- **Problem to work on**
Write out each record again exactly as it stands.

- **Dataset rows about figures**
===============

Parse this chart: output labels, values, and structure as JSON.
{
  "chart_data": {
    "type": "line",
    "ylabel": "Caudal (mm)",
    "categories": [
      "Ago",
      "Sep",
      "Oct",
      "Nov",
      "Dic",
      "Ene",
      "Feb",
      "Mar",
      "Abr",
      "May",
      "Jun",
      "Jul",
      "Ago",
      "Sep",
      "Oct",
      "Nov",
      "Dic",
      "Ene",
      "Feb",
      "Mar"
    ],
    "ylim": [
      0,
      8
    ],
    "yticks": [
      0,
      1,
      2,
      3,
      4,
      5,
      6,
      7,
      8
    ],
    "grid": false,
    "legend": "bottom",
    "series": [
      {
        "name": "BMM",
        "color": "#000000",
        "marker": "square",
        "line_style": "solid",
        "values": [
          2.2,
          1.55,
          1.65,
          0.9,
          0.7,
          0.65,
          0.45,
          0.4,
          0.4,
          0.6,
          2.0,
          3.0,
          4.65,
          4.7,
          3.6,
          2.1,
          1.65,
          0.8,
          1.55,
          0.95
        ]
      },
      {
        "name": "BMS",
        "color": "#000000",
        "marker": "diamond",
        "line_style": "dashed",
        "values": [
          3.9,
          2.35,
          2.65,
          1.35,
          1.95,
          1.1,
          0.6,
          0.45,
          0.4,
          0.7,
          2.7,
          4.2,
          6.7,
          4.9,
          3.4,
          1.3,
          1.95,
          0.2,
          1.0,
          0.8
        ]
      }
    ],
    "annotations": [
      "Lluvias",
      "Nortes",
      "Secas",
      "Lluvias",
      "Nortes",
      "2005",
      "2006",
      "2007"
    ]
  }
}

===============

- **Output for this exercise**
Parse this chart: output labels, values, and structure as JSON.
{
  "chart_data": {
    "type": "line",
    "ylabel": "Caudal (mm)",
    "categories": [
      "Ago",
      "Sep",
      "Oct",
      "Nov",
      "Dic",
      "Ene",
      "Feb",
      "Mar",
      "Abr",
      "May",
      "Jun",
      "Jul",
      "Ago",
      "Sep",
      "Oct",
      "Nov",
      "Dic",
      "Ene",
      "Feb",
      "Mar"
    ],
    "ylim": [
      0,
      8
    ],
    "yticks": [
      0,
      1,
      2,
      3,
      4,
      5,
      6,
      7,
      8
    ],
    "grid": false,
    "legend": "bottom",
    "series": [
      {
        "name": "BMM",
        "color": "#000000",
        "marker": "square",
        "line_style": "solid",
        "values": [
          2.2,
          1.55,
          1.65,
          0.9,
          0.7,
          0.65,
          0.45,
          0.4,
          0.4,
          0.6,
          2.0,
          3.0,
          4.65,
          4.7,
          3.6,
          2.1,
          1.65,
          0.8,
          1.55,
          0.95
        ]
      },
      {
        "name": "BMS",
        "color": "#000000",
        "marker": "diamond",
        "line_style": "dashed",
        "values": [
          3.9,
          2.35,
          2.65,
          1.35,
          1.95,
          1.1,
          0.6,
          0.45,
          0.4,
          0.7,
          2.7,
          4.2,
          6.7,
          4.9,
          3.4,
          1.3,
          1.95,
          0.2,
          1.0,
          0.8
        ]
      }
    ],
    "annotations": [
      "Lluvias",
      "Nortes",
      "Secas",
      "Lluvias",
      "Nortes",
      "2005",
      "2006",
      "2007"
    ]
  }
}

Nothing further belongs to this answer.